San Jose Revisits Discussion on Commercial Linkage Fees

More than 40 cities and counties in California charge a fee on new commercial development to make up for the demand for affordable housing it induces. San Francisco, San Diego, Los Angeles and five Santa Clara County cities have adopted a version of the so-called commercial linkage fees to subsidize new below-market-rate homes. Dozens more jurisdictions have commissioned reports to at least study the policy.

San Jose, on the other hand, has repeatedly shot down proposals to even evaluate the need for a linkage fee. But a group of elected leaders are using a recent civil grand jury report about the housing crisis as a chance to revisit the issue.

The grand jury report, titled “Affordable Housing Crisis: Density is Our Destiny,” calls commercial linkage fees “long overdue” as a way to generate funding for desperately needed housing. City staff disagreed with the grand jury’s recommendation, explaining in its official response that imposing such a fee would stifle new development.

“Adding additional cost to the commercial development and construction process through the introduction of a commercial impact fee may further diminish the likelihood of new commercial development throughout San Jose,” city housing officials state in their rebuttal. “Without new commercial development, a commercial impact fee would not generate sufficient (if any) funds to subsidize [below-market-rate] housing.”

City staff also noted that the council on June 12 once again decided against moving forward with a commercial impact fee.

Council members Don Rocha, Raul Peralez, Sergio Jimenez and Vice Mayor Magdalena Carrasco beg to differ. In a shared memo, they clarify that the June vote was actually a 5-5 stalemate and recommend bringing the proposal back for discussion on Sept. 18.

The councilors commend the city for curbing some of the “slow bleeding of residential displacement” by limiting rent hikes to 5 percent a year and enacting stronger tenant protections. But more must be done, Rocha, Peralez, Carrasco and Jimenez say.

------------------------------------------------------------

GIVEN EXERCISE 1 — From the article on San Jose's commercial linkage fees, return the stretch from "San Jose Revisits" through "revisit the issue.".

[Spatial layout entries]
------------------------------------------------------------

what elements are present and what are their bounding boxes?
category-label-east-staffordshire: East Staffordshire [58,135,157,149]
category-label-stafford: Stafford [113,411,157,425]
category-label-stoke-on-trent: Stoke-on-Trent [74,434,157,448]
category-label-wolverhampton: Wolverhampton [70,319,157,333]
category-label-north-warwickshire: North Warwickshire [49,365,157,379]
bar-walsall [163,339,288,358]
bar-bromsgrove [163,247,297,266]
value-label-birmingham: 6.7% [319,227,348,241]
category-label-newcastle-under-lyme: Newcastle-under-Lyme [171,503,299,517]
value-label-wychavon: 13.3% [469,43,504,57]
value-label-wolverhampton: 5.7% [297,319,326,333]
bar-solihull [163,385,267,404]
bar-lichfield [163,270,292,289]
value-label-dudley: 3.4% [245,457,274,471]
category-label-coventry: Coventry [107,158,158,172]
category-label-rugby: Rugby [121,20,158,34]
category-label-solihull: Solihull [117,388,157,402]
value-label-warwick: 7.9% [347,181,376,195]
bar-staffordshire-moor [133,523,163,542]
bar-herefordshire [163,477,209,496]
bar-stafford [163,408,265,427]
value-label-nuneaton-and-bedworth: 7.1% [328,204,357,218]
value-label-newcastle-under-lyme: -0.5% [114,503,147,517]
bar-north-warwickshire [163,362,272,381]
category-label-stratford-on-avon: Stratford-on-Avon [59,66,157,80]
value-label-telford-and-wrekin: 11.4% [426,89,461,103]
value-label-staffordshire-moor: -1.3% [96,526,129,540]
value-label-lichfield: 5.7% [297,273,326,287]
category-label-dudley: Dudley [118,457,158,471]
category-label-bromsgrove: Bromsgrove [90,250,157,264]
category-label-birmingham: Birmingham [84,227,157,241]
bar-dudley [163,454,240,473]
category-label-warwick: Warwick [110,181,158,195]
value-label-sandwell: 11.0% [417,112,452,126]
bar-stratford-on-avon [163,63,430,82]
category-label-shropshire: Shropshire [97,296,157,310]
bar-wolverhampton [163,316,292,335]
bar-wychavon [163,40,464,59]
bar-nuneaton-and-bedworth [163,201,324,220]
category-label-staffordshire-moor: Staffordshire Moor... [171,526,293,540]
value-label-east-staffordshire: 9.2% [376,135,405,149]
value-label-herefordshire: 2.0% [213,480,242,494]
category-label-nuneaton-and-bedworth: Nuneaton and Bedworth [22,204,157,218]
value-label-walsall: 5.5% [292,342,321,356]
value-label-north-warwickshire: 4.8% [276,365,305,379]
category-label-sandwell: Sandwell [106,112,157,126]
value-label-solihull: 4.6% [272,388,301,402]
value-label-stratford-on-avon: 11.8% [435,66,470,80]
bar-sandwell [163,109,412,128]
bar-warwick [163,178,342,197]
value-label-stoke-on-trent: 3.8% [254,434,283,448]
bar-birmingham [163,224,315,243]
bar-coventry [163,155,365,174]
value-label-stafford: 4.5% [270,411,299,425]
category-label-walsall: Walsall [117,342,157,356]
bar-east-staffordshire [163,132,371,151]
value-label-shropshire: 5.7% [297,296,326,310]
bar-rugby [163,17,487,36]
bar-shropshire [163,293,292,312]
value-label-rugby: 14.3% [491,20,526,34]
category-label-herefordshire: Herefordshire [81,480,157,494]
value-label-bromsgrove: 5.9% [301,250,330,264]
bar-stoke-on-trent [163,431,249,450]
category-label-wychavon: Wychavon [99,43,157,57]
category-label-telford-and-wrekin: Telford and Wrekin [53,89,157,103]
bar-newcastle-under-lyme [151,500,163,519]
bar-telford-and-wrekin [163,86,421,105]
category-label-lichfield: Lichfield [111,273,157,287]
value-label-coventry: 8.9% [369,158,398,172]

------------------------------------------------------------

GIVEN EXERCISE 2 — Give the number of lines in the records that contain the string "newcastle", and nothing else.

FULL OUTPUT 1 —
San Jose Revisits Discussion on Commercial Linkage Fees

More than 40 cities and counties in California charge a fee on new commercial development to make up for the demand for affordable housing it induces. San Francisco, San Diego, Los Angeles and five Santa Clara County cities have adopted a version of the so-called commercial linkage fees to subsidize new below-market-rate homes. Dozens more jurisdictions have commissioned reports to at least study the policy.

San Jose, on the other hand, has repeatedly shot down proposals to even evaluate the need for a linkage fee. But a group of elected leaders are using a recent civil grand jury report about the housing crisis as a chance to revisit the issue.

FULL OUTPUT 2 — 3